• **YOUR INSTRUCTIONS**
Copy the data exactly as it appears, and do not include any pictures.

• **INPUT MATERIAL**
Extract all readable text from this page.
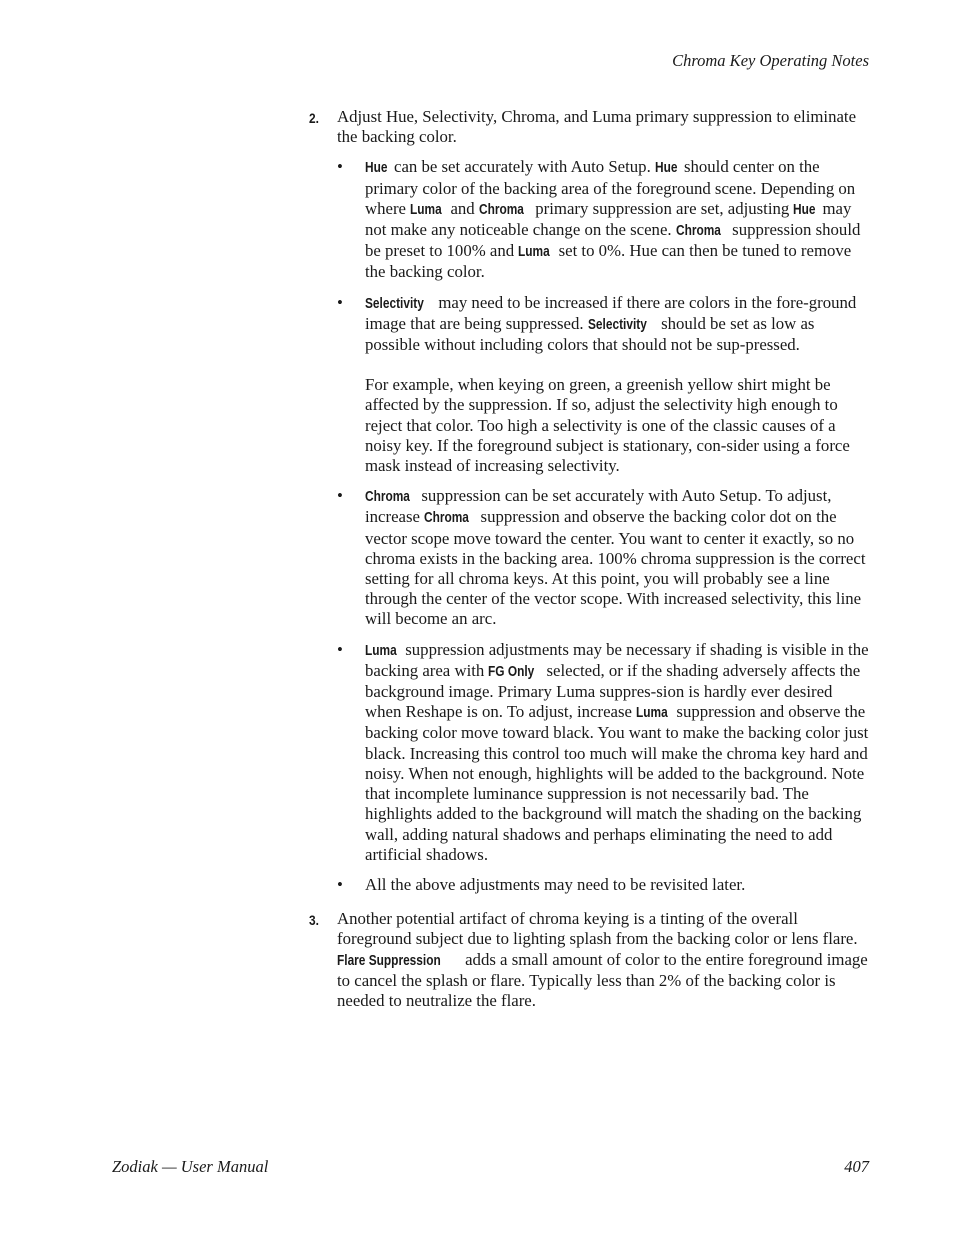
Chroma Key Operating Notes
2. Adjust Hue, Selectivity, Chroma, and Luma primary suppression to eliminate the backing color.
• Hue can be set accurately with Auto Setup. Hue should center on the primary color of the backing area of the foreground scene. Depending on where Luma and Chroma primary suppression are set, adjusting Hue may not make any noticeable change on the scene. Chroma suppression should be preset to 100% and Luma set to 0%. Hue can then be tuned to remove the backing color.

• Selectivity may need to be increased if there are colors in the fore-ground image that are being suppressed. Selectivity should be set as low as possible without including colors that should not be sup-pressed.

For example, when keying on green, a greenish yellow shirt might be affected by the suppression. If so, adjust the selectivity high enough to reject that color. Too high a selectivity is one of the classic causes of a noisy key. If the foreground subject is stationary, con-sider using a force mask instead of increasing selectivity.

• Chroma suppression can be set accurately with Auto Setup. To adjust, increase Chroma suppression and observe the backing color dot on the vector scope move toward the center. You want to center it exactly, so no chroma exists in the backing area. 100% chroma suppression is the correct setting for all chroma keys. At this point, you will probably see a line through the center of the vector scope. With increased selectivity, this line will become an arc.

• Luma suppression adjustments may be necessary if shading is visible in the backing area with FG Only selected, or if the shading adversely affects the background image. Primary Luma suppres-sion is hardly ever desired when Reshape is on. To adjust, increase Luma suppression and observe the backing color move toward black. You want to make the backing color just black. Increasing this control too much will make the chroma key hard and noisy. When not enough, highlights will be added to the background. Note that incomplete luminance suppression is not necessarily bad. The highlights added to the background will match the shading on the backing wall, adding natural shadows and perhaps eliminating the need to add artificial shadows.

• All the above adjustments may need to be revisited later.

3. Another potential artifact of chroma keying is a tinting of the overall foreground subject due to lighting splash from the backing color or lens flare. Flare Suppression adds a small amount of color to the entire foreground image to cancel the splash or flare. Typically less than 2% of the backing color is needed to neutralize the flare.
Zodiak — User Manual	407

• **SOLVED PROBLEM**
Extract all readable text from this page.
Chroma Key Operating Notes
2. Adjust Hue, Selectivity, Chroma, and Luma primary suppression to eliminate the backing color.
• Hue can be set accurately with Auto Setup. Hue should center on the primary color of the backing area of the foreground scene. Depending on where Luma and Chroma primary suppression are set, adjusting Hue may not make any noticeable change on the scene. Chroma suppression should be preset to 100% and Luma set to 0%. Hue can then be tuned to remove the backing color.

• Selectivity may need to be increased if there are colors in the fore-ground image that are being suppressed. Selectivity should be set as low as possible without including colors that should not be sup-pressed.

For example, when keying on green, a greenish yellow shirt might be affected by the suppression. If so, adjust the selectivity high enough to reject that color. Too high a selectivity is one of the classic causes of a noisy key. If the foreground subject is stationary, con-sider using a force mask instead of increasing selectivity.

• Chroma suppression can be set accurately with Auto Setup. To adjust, increase Chroma suppression and observe the backing color dot on the vector scope move toward the center. You want to center it exactly, so no chroma exists in the backing area. 100% chroma suppression is the correct setting for all chroma keys. At this point, you will probably see a line through the center of the vector scope. With increased selectivity, this line will become an arc.

• Luma suppression adjustments may be necessary if shading is visible in the backing area with FG Only selected, or if the shading adversely affects the background image. Primary Luma suppres-sion is hardly ever desired when Reshape is on. To adjust, increase Luma suppression and observe the backing color move toward black. You want to make the backing color just black. Increasing this control too much will make the chroma key hard and noisy. When not enough, highlights will be added to the background. Note that incomplete luminance suppression is not necessarily bad. The highlights added to the background will match the shading on the backing wall, adding natural shadows and perhaps eliminating the need to add artificial shadows.

• All the above adjustments may need to be revisited later.

3. Another potential artifact of chroma keying is a tinting of the overall foreground subject due to lighting splash from the backing color or lens flare. Flare Suppression adds a small amount of color to the entire foreground image to cancel the splash or flare. Typically less than 2% of the backing color is needed to neutralize the flare.
Zodiak — User Manual	407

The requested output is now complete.